PASSAGE -
-.-.-

As for the how to part.We try to stay caught up on the bigger rakings as we go along on bigger jobs so there isn't 2 yds of the crap at the end.I like to keep several types of rakes because you need different ones for different jobs.Plastic for sawdust on fine short lawns and hard surfaces .Metal tines for bigger junk and tall grass.A 5 tine pitchfork turned backwards and used like a rake for gathering thick debris into a pile.


----------



## Ottawatree (Aug 11, 2013)

Anyone ever tried a billy goat vacuum? Do they pick up saw dust?


----------



## sgreanbeans (Aug 12, 2013)

Ottawatree said:


> Anyone ever tried a billy goat vacuum? Do they pick up saw dust?



I had a wheeled one and a truck loader, they work awesome for leaves, but suck (pun not intended) for sticks, the sticks get caught up in the tube and plug it tight and they will not make it up thru the intake on the wheeled unit


----------



## Iustinian (Aug 14, 2013)

sgreanbeans said:


> I had a wheeled one and a truck loader, they work awesome for leaves, but suck (pun not intended) for sticks, the sticks get caught up in the tube and plug it tight and they will not make it up thru the intake on the wheeled unit



very true.....we don't even use those for fall cleanup of leaves anymore around here -- just backpack blow everything to the curb and curbside service comes and sucks it up into a huge commercial unit with a swing boom. 

Grounds keeper has been the best rake for us so far. 

Winching brush has been an improvement -- pile brush onto a large one and winch the pile out, faster and less mess because 10-15 pieces of brush were drug out but only one touched the ground, but you have to pay attention to how you tie the bottom one so it doesn't tear up the grass, skidder cone helps though too.

-.-.-

STATED TASK 1 -
In the cleanup thread, what type of rake is used for sawdust on fine short lawns and hard surfaces?
STATED TASK 2 -
Please reproduce a stretch of the cleanup thread word for word: begin at the words that have "## Iustinian (Aug", and stop after "helps though too.".

DATA PROVIDED -
-.-.-

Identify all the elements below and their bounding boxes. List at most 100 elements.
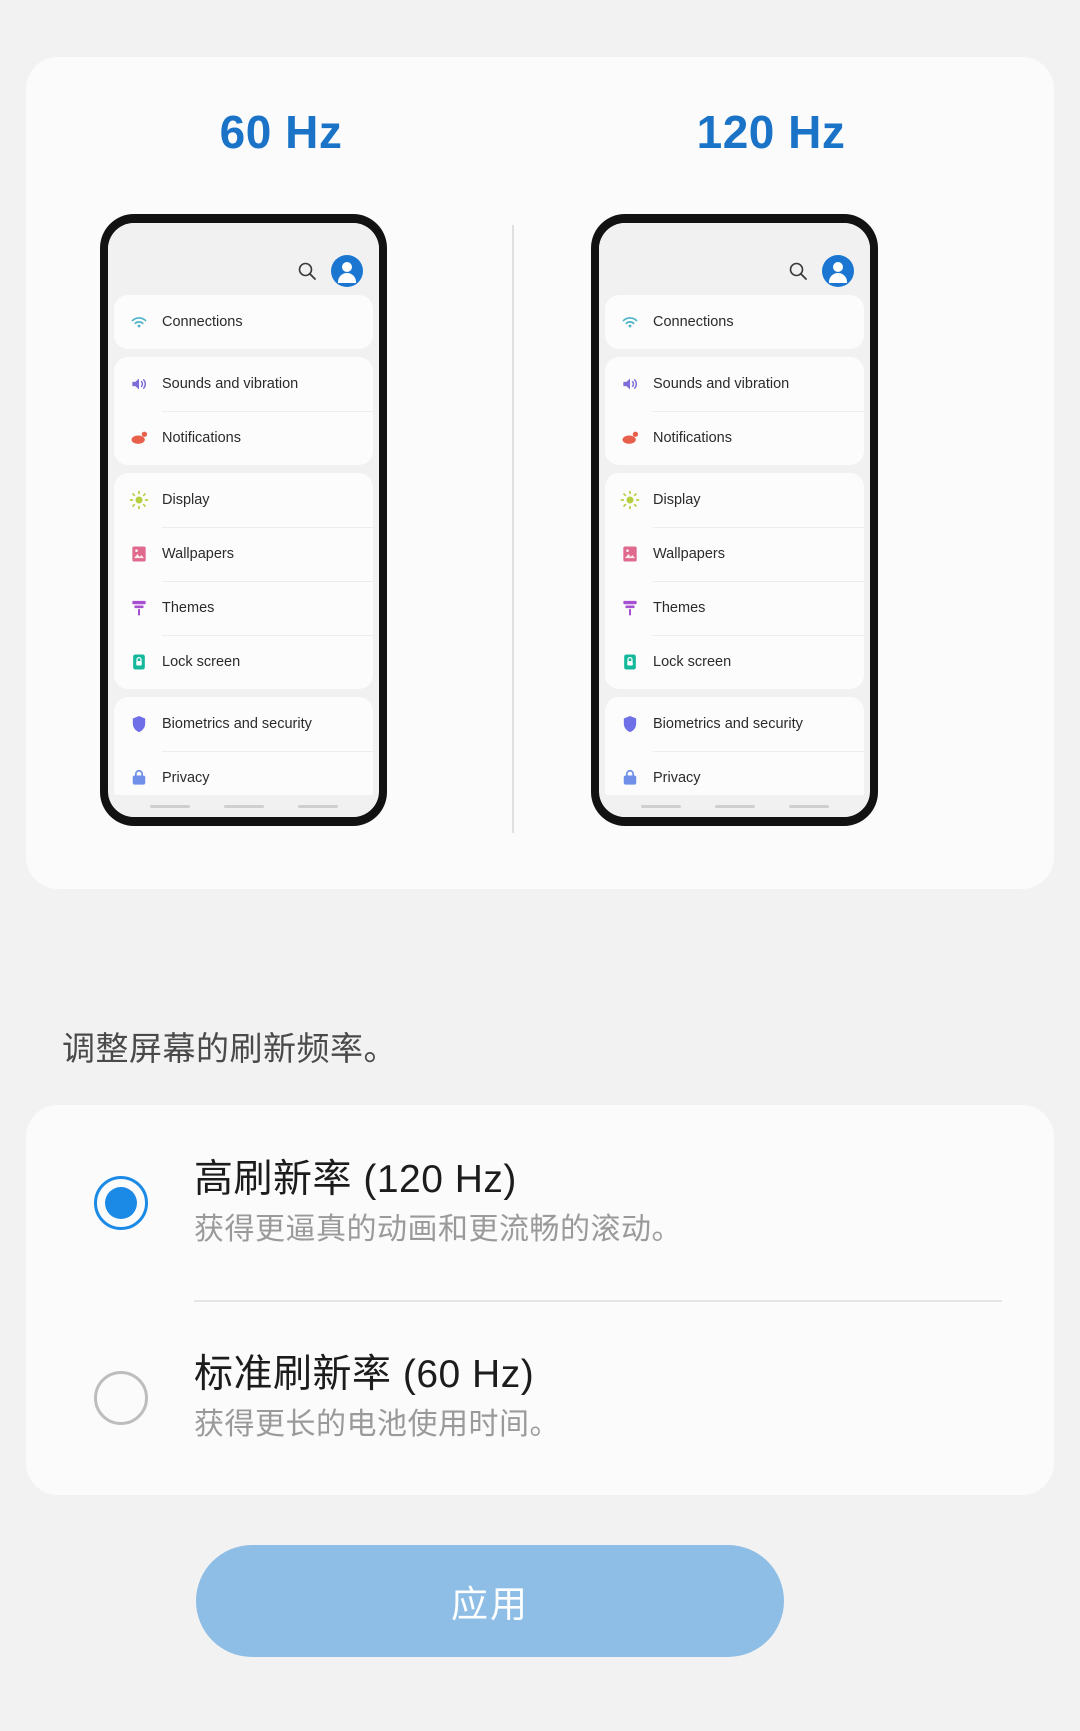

-.-.-

TASK RESPONSE 1 -
A plastic rake.

TASK RESPONSE 2 -
## Iustinian (Aug 14, 2013)

sgreanbeans said:


> I had a wheeled one and a truck loader, they work awesome for leaves, but suck (pun not intended) for sticks, the sticks get caught up in the tube and plug it tight and they will not make it up thru the intake on the wheeled unit



very true.....we don't even use those for fall cleanup of leaves anymore around here -- just backpack blow everything to the curb and curbside service comes and sucks it up into a huge commercial unit with a swing boom. 

Grounds keeper has been the best rake for us so far. 

Winching brush has been an improvement -- pile brush onto a large one and winch the pile out, faster and less mess because 10-15 pieces of brush were drug out but only one touched the ground, but you have to pay attention to how you tie the bottom one so it doesn't tear up the grass, skidder cone helps though too.